- Exercise details
All the data must come back unchanged, except that pictures are left out.

━━━━━━━━

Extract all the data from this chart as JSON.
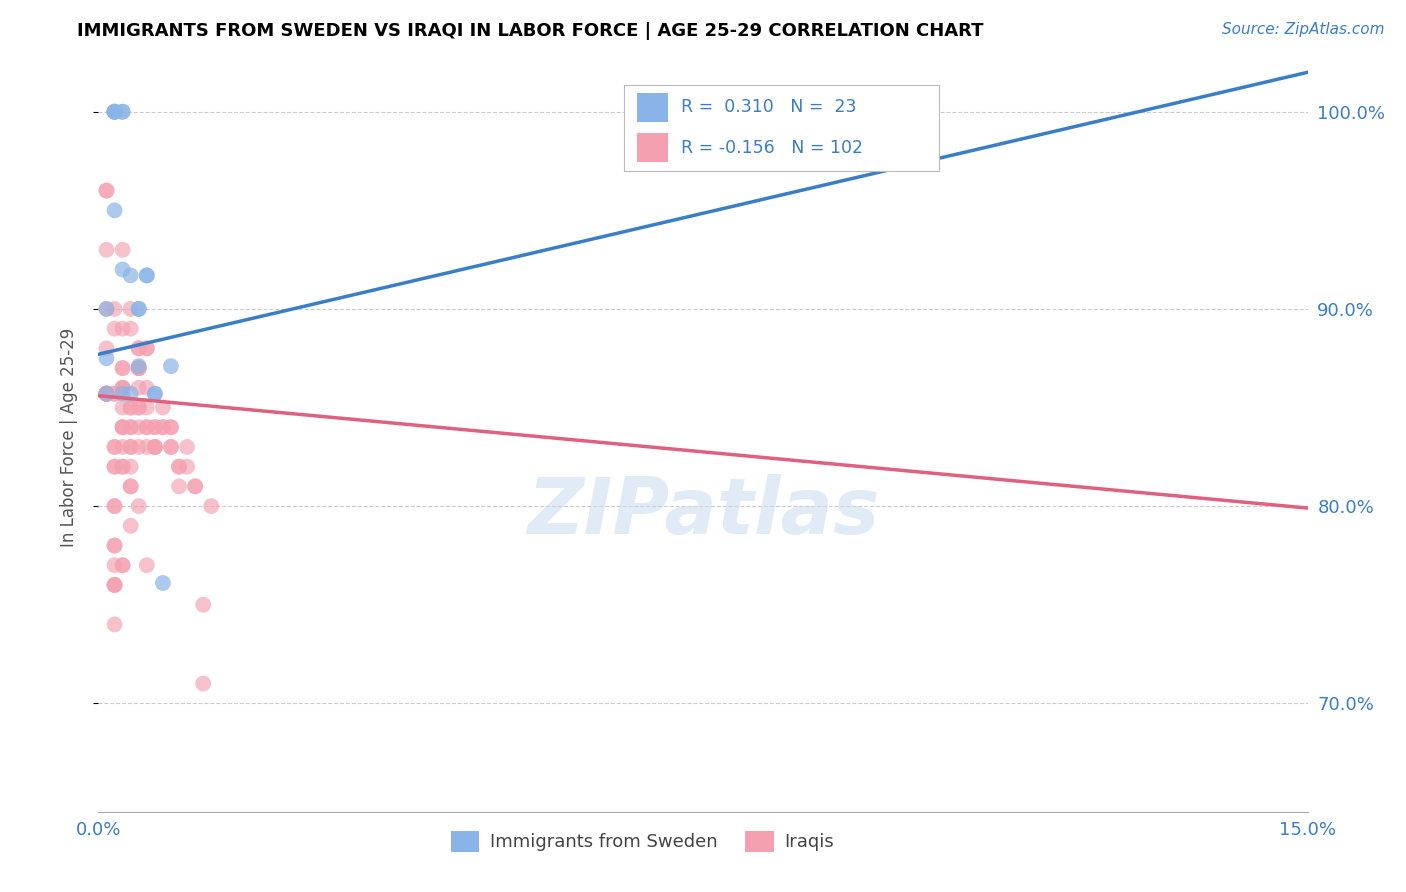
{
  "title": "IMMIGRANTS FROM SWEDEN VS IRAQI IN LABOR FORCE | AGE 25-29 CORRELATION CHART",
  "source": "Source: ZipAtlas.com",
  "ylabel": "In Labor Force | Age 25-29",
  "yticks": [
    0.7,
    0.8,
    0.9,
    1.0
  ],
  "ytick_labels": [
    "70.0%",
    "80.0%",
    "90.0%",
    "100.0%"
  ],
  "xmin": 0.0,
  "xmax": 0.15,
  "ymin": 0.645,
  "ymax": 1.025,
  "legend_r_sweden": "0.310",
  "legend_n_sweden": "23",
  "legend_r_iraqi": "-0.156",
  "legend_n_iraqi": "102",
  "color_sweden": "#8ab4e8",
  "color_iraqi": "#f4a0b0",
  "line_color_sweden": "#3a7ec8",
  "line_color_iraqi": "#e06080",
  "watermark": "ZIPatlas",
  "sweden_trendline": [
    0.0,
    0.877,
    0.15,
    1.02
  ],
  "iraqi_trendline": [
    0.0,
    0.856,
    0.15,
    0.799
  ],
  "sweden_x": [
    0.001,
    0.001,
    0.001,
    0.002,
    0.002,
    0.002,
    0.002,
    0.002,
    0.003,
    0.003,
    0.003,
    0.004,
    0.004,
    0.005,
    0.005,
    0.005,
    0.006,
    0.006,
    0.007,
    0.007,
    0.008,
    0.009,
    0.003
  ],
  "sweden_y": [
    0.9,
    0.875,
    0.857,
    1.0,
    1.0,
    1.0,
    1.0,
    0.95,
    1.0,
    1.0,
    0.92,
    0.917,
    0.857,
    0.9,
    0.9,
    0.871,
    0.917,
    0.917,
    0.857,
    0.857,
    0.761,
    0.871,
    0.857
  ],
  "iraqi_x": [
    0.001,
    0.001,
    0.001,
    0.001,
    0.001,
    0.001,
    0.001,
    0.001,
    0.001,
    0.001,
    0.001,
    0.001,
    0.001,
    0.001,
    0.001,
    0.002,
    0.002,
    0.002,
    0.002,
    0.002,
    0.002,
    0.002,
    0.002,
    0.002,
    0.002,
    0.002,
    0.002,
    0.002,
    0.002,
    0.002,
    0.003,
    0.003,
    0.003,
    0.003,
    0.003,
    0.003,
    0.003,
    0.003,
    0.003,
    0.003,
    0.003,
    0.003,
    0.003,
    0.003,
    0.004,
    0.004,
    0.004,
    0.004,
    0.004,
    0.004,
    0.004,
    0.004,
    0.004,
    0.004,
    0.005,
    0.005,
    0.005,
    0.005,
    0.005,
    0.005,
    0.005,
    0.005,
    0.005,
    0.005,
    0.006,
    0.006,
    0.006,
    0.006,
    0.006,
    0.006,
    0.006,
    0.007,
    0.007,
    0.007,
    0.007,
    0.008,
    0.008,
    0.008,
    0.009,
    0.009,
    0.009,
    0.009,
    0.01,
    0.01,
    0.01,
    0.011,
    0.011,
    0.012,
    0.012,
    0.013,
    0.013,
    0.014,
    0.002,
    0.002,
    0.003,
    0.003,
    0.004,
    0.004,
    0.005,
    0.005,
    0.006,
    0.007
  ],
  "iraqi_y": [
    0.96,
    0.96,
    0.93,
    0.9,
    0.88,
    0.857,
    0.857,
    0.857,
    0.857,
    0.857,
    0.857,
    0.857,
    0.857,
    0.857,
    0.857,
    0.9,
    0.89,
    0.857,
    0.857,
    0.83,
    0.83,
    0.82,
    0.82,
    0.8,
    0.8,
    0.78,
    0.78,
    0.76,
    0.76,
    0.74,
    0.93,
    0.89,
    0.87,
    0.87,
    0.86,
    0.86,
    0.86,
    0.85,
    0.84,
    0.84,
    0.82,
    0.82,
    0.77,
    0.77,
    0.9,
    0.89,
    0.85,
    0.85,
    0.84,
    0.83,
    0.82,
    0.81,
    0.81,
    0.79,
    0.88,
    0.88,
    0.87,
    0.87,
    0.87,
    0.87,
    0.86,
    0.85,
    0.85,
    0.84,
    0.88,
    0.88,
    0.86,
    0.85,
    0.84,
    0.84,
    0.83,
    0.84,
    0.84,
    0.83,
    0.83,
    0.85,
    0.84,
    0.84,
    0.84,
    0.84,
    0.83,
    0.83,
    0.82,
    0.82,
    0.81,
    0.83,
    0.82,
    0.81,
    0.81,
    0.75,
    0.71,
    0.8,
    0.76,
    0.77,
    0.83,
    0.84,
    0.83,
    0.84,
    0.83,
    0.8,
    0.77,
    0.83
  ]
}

━━━━━━━━

- Answer to this problem
Extract all the data from this chart as JSON.
{
  "title": "IMMIGRANTS FROM SWEDEN VS IRAQI IN LABOR FORCE | AGE 25-29 CORRELATION CHART",
  "source": "Source: ZipAtlas.com",
  "ylabel": "In Labor Force | Age 25-29",
  "yticks": [
    0.7,
    0.8,
    0.9,
    1.0
  ],
  "ytick_labels": [
    "70.0%",
    "80.0%",
    "90.0%",
    "100.0%"
  ],
  "xmin": 0.0,
  "xmax": 0.15,
  "ymin": 0.645,
  "ymax": 1.025,
  "legend_r_sweden": "0.310",
  "legend_n_sweden": "23",
  "legend_r_iraqi": "-0.156",
  "legend_n_iraqi": "102",
  "color_sweden": "#8ab4e8",
  "color_iraqi": "#f4a0b0",
  "line_color_sweden": "#3a7ec8",
  "line_color_iraqi": "#e06080",
  "watermark": "ZIPatlas",
  "sweden_trendline": [
    0.0,
    0.877,
    0.15,
    1.02
  ],
  "iraqi_trendline": [
    0.0,
    0.856,
    0.15,
    0.799
  ],
  "sweden_x": [
    0.001,
    0.001,
    0.001,
    0.002,
    0.002,
    0.002,
    0.002,
    0.002,
    0.003,
    0.003,
    0.003,
    0.004,
    0.004,
    0.005,
    0.005,
    0.005,
    0.006,
    0.006,
    0.007,
    0.007,
    0.008,
    0.009,
    0.003
  ],
  "sweden_y": [
    0.9,
    0.875,
    0.857,
    1.0,
    1.0,
    1.0,
    1.0,
    0.95,
    1.0,
    1.0,
    0.92,
    0.917,
    0.857,
    0.9,
    0.9,
    0.871,
    0.917,
    0.917,
    0.857,
    0.857,
    0.761,
    0.871,
    0.857
  ],
  "iraqi_x": [
    0.001,
    0.001,
    0.001,
    0.001,
    0.001,
    0.001,
    0.001,
    0.001,
    0.001,
    0.001,
    0.001,
    0.001,
    0.001,
    0.001,
    0.001,
    0.002,
    0.002,
    0.002,
    0.002,
    0.002,
    0.002,
    0.002,
    0.002,
    0.002,
    0.002,
    0.002,
    0.002,
    0.002,
    0.002,
    0.002,
    0.003,
    0.003,
    0.003,
    0.003,
    0.003,
    0.003,
    0.003,
    0.003,
    0.003,
    0.003,
    0.003,
    0.003,
    0.003,
    0.003,
    0.004,
    0.004,
    0.004,
    0.004,
    0.004,
    0.004,
    0.004,
    0.004,
    0.004,
    0.004,
    0.005,
    0.005,
    0.005,
    0.005,
    0.005,
    0.005,
    0.005,
    0.005,
    0.005,
    0.005,
    0.006,
    0.006,
    0.006,
    0.006,
    0.006,
    0.006,
    0.006,
    0.007,
    0.007,
    0.007,
    0.007,
    0.008,
    0.008,
    0.008,
    0.009,
    0.009,
    0.009,
    0.009,
    0.01,
    0.01,
    0.01,
    0.011,
    0.011,
    0.012,
    0.012,
    0.013,
    0.013,
    0.014,
    0.002,
    0.002,
    0.003,
    0.003,
    0.004,
    0.004,
    0.005,
    0.005,
    0.006,
    0.007
  ],
  "iraqi_y": [
    0.96,
    0.96,
    0.93,
    0.9,
    0.88,
    0.857,
    0.857,
    0.857,
    0.857,
    0.857,
    0.857,
    0.857,
    0.857,
    0.857,
    0.857,
    0.9,
    0.89,
    0.857,
    0.857,
    0.83,
    0.83,
    0.82,
    0.82,
    0.8,
    0.8,
    0.78,
    0.78,
    0.76,
    0.76,
    0.74,
    0.93,
    0.89,
    0.87,
    0.87,
    0.86,
    0.86,
    0.86,
    0.85,
    0.84,
    0.84,
    0.82,
    0.82,
    0.77,
    0.77,
    0.9,
    0.89,
    0.85,
    0.85,
    0.84,
    0.83,
    0.82,
    0.81,
    0.81,
    0.79,
    0.88,
    0.88,
    0.87,
    0.87,
    0.87,
    0.87,
    0.86,
    0.85,
    0.85,
    0.84,
    0.88,
    0.88,
    0.86,
    0.85,
    0.84,
    0.84,
    0.83,
    0.84,
    0.84,
    0.83,
    0.83,
    0.85,
    0.84,
    0.84,
    0.84,
    0.84,
    0.83,
    0.83,
    0.82,
    0.82,
    0.81,
    0.83,
    0.82,
    0.81,
    0.81,
    0.75,
    0.71,
    0.8,
    0.76,
    0.77,
    0.83,
    0.84,
    0.83,
    0.84,
    0.83,
    0.8,
    0.77,
    0.83
  ]
}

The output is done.